Brano estratto:
^^^^^^^^
IL GIRO FINISCE IN GIALLO: DEL TORO MATADOR DI SE STESSO
Tappa di Roma e trionfo in rosa per lo sciame giallo Visma. Il simbolo è Wout: senza troppo brillare, fanno alla grande quel che sanno fare…
Roma ribadisce papale papale la sentenza del Sestriere: assist da manuale di Wout Van Aert, e Kooji insacca la vittoria della tappa finale.
Poco altro da ricordare in una tappa passerella, se non l’omaggio Visma alla moglie di Gesink, scomparsa prematuramente: l’ennesimo lutto nella vita di un corridore (ritiratosi l’anno scorso e per quasi vent’anni bandiera del team) per il quale i trionfi o le amarezze offerti dalla bicicletta sono stati ricacciati a forza in una prospettiva assai relativa, anche se è significativo e commovente che proprio in sella lo stesso Gesink abbia voluto rimarcare col ricordo la propria risposta a quest’altro violento scossone esistenziale.
Ancora non si è posato il poverone del Colle del Finestre, dove la sensazione generalizzata è che – nonostante la prova magistrale indiscutibilmente offerta da Simon Yates e dal suo team Visma – non abbia effettivamente vinto, anzi diciamo pure dominato, l’atleta più forte, bensì il più pronto, disposto e predisposto a giovarsi del mutuo scornarsi altrui. Anche questa è la bellezza del ciclismo, dove non tutto è scatto secco, irruenza, wattaggio, ma talora viene a galla la più profonda natura della sfida che è quella con se stessi: non tanto nel senso ovvio e quasi banale di trascendere i propri limiti atletici nello sforzo o perfino nella sofferenza, quanto in quello ben più profondo di rivedere e cesellare adeguatamente i condizionamenti impostici dal proprio ego.
È un equilibrio sottile perché senza voglia di affermarsi nello sport è difficile vincere. Ma questo è uno sport in cui per vincere bisogna essere molte volte pienamente disposti a perdere. Non si tratta solo di bluffare – capitolo pur importantissimo nel manuale della tattica in bicicletta – bensì di comportarsi in modo da accettare pienamente il rischio di una sconfitta bruciante per potersi così infilare in pertugi di possibilità che, a volte, possono diventare sfuggenti anche per il più forte di tutti.
^^^^^^^^
Esercizio 1: Trascrivi fedelmente i record dalla prima riga fino alla riga che contiene "svg-text:2: 2 — [1200, 484, 1251, 585]", compresa.

Record di impaginazione:
^^^^^^^^
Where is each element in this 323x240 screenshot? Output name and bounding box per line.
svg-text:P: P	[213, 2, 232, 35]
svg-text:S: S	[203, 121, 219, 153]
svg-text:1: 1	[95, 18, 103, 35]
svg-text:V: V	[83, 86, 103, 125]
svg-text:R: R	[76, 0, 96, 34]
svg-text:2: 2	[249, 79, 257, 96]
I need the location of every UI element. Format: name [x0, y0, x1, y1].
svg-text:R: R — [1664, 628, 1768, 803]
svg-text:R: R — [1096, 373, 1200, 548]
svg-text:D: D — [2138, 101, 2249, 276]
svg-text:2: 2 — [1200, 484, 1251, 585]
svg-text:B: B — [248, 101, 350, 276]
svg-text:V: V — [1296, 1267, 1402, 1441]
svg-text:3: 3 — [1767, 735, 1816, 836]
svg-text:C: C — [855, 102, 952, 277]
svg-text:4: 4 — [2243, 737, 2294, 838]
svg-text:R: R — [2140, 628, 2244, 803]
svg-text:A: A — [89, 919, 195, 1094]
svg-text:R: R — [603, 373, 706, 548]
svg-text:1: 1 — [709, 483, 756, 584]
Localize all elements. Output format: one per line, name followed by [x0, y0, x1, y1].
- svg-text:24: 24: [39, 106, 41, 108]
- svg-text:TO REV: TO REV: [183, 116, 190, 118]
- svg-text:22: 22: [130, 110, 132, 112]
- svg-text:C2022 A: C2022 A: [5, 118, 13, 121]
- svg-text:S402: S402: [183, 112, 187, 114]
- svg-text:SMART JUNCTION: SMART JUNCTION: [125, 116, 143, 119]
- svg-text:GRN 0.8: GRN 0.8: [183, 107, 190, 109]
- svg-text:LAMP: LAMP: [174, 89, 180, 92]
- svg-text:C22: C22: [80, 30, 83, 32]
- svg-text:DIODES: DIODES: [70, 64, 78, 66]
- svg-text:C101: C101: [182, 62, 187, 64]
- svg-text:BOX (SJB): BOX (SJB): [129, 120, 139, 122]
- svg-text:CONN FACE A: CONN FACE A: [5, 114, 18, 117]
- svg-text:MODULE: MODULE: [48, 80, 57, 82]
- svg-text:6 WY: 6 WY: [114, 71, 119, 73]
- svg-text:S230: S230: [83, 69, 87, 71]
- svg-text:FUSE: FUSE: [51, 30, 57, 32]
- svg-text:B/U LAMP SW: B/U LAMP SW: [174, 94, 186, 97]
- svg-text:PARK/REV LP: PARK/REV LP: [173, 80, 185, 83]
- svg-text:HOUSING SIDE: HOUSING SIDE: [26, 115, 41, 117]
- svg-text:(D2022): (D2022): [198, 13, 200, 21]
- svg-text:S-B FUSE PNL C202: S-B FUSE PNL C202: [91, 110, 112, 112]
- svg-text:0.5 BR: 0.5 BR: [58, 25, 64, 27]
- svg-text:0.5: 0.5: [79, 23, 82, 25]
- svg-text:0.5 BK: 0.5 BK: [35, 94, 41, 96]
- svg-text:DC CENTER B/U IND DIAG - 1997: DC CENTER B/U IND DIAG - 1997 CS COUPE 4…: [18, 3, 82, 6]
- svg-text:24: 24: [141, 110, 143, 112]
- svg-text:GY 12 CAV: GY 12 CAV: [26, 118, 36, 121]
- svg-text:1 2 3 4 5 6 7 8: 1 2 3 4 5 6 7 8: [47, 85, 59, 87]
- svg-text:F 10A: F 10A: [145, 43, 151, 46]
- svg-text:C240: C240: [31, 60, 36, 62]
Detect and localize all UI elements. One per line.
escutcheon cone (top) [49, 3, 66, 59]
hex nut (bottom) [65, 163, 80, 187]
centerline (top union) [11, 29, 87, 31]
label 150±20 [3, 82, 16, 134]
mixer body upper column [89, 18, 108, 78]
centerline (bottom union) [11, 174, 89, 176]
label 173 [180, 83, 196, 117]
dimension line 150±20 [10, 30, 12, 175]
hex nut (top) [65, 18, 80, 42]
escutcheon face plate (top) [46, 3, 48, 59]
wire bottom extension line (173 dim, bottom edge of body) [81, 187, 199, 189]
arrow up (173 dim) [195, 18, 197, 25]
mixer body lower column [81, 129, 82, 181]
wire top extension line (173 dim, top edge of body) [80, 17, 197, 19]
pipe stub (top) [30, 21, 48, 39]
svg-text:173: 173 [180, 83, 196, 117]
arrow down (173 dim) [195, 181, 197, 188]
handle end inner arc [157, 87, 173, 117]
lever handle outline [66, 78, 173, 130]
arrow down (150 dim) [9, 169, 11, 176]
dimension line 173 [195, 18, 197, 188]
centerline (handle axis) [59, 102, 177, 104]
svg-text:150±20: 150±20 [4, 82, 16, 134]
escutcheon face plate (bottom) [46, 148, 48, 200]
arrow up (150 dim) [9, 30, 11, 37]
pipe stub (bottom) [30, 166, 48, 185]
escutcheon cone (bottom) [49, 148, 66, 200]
^^^^^^^^
Esercizio 2: Riassumi il brano in due frasi.

Risultato 1:
Where is each element in this 323x240 screenshot? Output name and bounding box per line.
svg-text:P: P	[213, 2, 232, 35]
svg-text:S: S	[203, 121, 219, 153]
svg-text:1: 1	[95, 18, 103, 35]
svg-text:V: V	[83, 86, 103, 125]
svg-text:R: R	[76, 0, 96, 34]
svg-text:2: 2	[249, 79, 257, 96]
I need the location of every UI element. Format: name [x0, y0, x1, y1].
svg-text:R: R — [1664, 628, 1768, 803]
svg-text:R: R — [1096, 373, 1200, 548]
svg-text:D: D — [2138, 101, 2249, 276]
svg-text:2: 2 — [1200, 484, 1251, 585]

Risultato 2: Nella tappa finale di Roma, Kooji ha vinto grazie a un assist di Wout Van Aert, e la Visma ha reso omaggio alla moglie di Gesink, scomparsa prematuramente. Sul Colle del Finestre, nonostante la prova magistrale di Simon Yates e della Visma, la sensazione generale è che non abbia vinto l'atleta più forte ma il più pronto a giovarsi dello scontro altrui, e il brano osserva che in questo sport per vincere bisogna spesso essere pienamente disposti a perdere.